▸ **Data to process**
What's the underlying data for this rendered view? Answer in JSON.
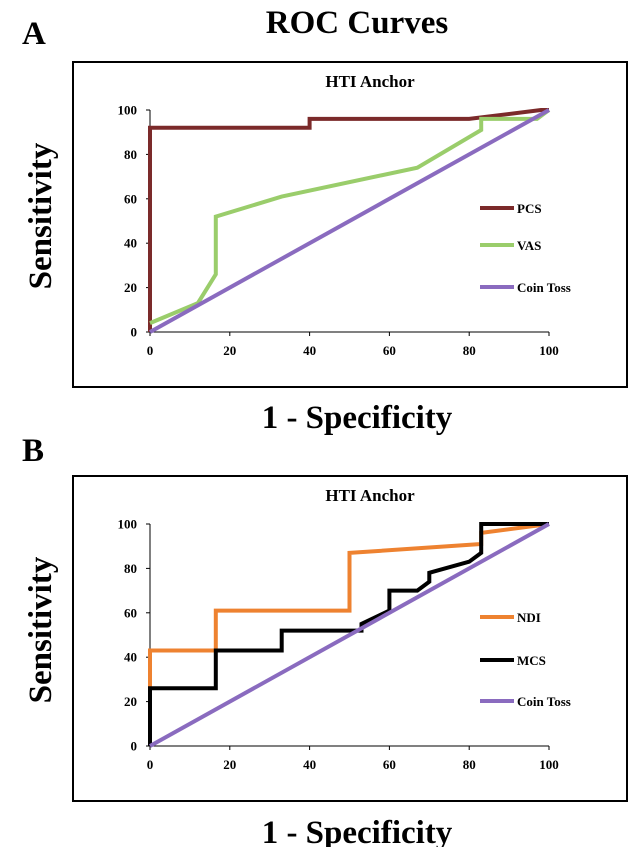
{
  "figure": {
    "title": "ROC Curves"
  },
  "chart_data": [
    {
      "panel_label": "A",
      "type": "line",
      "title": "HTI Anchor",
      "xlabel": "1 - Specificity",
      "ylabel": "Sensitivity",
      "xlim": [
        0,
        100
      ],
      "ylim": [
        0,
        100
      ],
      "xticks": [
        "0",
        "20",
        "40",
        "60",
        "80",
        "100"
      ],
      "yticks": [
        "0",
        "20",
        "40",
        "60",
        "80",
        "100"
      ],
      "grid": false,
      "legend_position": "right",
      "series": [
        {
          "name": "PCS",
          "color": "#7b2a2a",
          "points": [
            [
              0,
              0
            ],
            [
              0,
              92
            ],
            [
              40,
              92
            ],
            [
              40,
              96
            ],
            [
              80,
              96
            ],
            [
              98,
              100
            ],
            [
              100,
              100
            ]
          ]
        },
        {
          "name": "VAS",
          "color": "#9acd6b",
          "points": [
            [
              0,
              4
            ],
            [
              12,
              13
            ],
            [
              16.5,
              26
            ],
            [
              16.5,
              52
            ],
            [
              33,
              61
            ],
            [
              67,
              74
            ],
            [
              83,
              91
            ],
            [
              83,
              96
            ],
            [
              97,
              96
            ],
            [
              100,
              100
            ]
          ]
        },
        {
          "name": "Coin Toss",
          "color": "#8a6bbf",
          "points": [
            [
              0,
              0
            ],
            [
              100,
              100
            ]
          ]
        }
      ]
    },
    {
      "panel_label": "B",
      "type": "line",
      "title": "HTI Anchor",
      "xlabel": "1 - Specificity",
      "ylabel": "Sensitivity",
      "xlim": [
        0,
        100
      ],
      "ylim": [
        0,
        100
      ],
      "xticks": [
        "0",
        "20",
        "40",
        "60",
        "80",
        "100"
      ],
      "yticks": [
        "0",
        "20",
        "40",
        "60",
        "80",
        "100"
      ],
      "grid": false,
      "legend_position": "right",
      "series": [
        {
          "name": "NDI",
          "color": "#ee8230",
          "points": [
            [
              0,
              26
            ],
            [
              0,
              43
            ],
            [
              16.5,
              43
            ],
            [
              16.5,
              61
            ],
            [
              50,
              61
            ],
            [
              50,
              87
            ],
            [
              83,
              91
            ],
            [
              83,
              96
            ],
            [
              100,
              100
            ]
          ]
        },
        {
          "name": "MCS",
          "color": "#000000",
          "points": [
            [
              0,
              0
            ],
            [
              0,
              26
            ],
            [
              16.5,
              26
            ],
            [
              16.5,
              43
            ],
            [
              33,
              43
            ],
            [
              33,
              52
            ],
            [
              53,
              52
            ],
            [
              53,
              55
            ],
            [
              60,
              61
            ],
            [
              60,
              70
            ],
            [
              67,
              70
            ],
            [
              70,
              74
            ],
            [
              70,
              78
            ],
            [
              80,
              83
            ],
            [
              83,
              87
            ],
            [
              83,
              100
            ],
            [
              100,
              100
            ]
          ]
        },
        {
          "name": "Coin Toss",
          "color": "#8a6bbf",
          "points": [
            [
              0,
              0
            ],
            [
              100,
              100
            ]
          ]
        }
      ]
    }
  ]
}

▸ **Objective**
Which lines in the records above contain the string "name"? Copy each one.

▸ **Response**
          "name": "PCS",
          "name": "VAS",
          "name": "Coin Toss",
          "name": "NDI",
          "name": "MCS",
          "name": "Coin Toss",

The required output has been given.